■ DIRECTIVE
In the entries below, find the lines that contain the word "securely" and copy them.

Dataset items:
## START
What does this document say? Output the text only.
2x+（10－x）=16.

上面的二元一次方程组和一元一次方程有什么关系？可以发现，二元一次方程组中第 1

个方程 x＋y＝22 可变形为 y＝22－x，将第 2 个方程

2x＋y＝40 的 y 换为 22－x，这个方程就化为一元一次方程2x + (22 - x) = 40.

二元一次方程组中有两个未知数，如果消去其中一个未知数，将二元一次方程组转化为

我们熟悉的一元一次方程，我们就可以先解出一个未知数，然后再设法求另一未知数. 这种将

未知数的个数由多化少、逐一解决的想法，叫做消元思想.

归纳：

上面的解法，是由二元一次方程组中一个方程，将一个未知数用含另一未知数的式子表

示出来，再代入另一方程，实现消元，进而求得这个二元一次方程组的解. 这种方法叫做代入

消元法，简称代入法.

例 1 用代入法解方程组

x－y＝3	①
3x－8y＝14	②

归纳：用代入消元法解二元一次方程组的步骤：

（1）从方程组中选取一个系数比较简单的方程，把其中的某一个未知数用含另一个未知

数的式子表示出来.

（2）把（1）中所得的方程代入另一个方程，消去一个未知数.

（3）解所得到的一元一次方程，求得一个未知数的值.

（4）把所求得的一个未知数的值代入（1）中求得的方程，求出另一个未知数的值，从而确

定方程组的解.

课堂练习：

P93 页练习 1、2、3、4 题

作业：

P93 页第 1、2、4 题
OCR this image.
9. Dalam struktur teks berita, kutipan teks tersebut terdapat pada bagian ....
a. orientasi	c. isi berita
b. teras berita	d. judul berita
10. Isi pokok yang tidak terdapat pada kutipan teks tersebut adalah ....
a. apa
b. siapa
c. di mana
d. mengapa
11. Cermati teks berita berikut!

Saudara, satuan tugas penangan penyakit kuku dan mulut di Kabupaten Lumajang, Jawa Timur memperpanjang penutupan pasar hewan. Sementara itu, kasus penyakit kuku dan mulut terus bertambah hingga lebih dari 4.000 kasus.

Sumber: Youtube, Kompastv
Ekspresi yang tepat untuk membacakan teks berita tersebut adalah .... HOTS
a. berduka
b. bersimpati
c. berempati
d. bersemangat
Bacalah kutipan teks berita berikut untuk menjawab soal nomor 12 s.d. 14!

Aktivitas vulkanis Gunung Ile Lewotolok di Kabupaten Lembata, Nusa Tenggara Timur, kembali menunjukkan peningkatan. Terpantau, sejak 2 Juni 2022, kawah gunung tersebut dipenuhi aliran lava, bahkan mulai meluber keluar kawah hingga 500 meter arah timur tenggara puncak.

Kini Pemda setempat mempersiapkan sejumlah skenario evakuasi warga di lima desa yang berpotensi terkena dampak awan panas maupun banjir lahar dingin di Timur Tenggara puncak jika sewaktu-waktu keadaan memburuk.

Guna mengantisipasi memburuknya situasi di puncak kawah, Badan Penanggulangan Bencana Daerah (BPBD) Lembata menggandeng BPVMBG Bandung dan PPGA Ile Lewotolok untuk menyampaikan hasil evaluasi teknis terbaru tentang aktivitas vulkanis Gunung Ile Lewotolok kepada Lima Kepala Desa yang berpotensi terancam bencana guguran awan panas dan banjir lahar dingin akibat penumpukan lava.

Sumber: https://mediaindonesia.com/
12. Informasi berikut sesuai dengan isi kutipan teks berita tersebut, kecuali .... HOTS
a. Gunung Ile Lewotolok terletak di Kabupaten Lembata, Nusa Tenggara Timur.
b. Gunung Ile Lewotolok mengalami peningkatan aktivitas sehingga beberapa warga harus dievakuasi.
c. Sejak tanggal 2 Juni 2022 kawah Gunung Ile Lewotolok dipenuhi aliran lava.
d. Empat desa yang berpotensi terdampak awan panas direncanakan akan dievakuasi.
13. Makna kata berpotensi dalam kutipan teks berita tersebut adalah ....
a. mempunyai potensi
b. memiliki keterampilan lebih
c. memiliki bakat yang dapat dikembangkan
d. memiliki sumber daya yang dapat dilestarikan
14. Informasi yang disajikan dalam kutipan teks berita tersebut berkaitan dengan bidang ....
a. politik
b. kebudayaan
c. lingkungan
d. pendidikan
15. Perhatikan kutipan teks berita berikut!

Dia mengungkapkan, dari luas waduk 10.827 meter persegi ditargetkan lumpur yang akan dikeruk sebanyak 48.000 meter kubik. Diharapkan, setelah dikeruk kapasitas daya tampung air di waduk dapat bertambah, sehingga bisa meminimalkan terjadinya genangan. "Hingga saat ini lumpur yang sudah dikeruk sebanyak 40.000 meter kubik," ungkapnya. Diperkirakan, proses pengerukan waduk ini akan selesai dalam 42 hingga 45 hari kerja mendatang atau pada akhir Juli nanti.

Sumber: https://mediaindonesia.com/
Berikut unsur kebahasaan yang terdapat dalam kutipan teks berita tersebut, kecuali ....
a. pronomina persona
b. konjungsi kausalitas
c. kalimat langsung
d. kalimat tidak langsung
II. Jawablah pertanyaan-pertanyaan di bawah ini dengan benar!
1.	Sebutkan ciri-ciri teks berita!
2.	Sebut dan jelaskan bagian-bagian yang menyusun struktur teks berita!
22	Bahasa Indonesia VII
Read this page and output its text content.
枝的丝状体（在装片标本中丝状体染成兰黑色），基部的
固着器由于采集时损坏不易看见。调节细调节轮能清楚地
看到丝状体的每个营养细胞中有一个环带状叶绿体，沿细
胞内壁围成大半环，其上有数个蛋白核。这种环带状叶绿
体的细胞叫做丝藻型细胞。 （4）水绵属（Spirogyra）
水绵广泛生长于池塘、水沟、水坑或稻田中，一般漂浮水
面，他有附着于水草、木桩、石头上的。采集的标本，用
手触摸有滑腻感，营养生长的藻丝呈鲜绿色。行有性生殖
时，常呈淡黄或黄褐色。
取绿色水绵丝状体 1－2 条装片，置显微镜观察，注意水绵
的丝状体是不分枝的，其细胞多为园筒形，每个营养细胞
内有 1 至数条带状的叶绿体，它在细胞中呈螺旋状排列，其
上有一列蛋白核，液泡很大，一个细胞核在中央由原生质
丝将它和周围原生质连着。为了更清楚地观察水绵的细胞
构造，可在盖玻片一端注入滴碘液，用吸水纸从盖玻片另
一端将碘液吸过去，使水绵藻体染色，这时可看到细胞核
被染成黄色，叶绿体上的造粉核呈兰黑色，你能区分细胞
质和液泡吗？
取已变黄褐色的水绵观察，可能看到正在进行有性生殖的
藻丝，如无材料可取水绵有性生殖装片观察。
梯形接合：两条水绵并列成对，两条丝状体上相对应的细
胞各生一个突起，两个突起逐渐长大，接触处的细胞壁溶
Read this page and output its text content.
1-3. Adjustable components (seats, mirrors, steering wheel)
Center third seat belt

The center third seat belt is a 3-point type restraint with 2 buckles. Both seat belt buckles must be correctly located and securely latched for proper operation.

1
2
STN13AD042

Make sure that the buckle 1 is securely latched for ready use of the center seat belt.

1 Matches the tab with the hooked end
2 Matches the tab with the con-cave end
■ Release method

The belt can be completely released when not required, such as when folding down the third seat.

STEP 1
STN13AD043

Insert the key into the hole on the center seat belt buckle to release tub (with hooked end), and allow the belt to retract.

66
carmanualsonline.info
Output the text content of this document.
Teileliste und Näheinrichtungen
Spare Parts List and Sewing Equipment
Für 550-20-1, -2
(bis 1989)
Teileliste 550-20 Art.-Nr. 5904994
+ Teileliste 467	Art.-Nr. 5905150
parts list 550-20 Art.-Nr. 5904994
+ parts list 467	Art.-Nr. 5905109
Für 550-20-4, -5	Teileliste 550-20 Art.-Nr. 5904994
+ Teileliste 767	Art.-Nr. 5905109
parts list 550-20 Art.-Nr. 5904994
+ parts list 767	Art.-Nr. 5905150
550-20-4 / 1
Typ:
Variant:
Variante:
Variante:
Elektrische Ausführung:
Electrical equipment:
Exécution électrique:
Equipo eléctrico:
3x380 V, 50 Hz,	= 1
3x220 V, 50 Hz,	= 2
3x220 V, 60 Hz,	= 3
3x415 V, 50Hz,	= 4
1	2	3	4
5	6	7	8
## END
■ COMPLETE OUTPUT
The center third seat belt is a 3-point type restraint with 2 buckles. Both seat belt buckles must be correctly located and securely latched for proper operation.
Make sure that the buckle 1 is securely latched for ready use of the center seat belt.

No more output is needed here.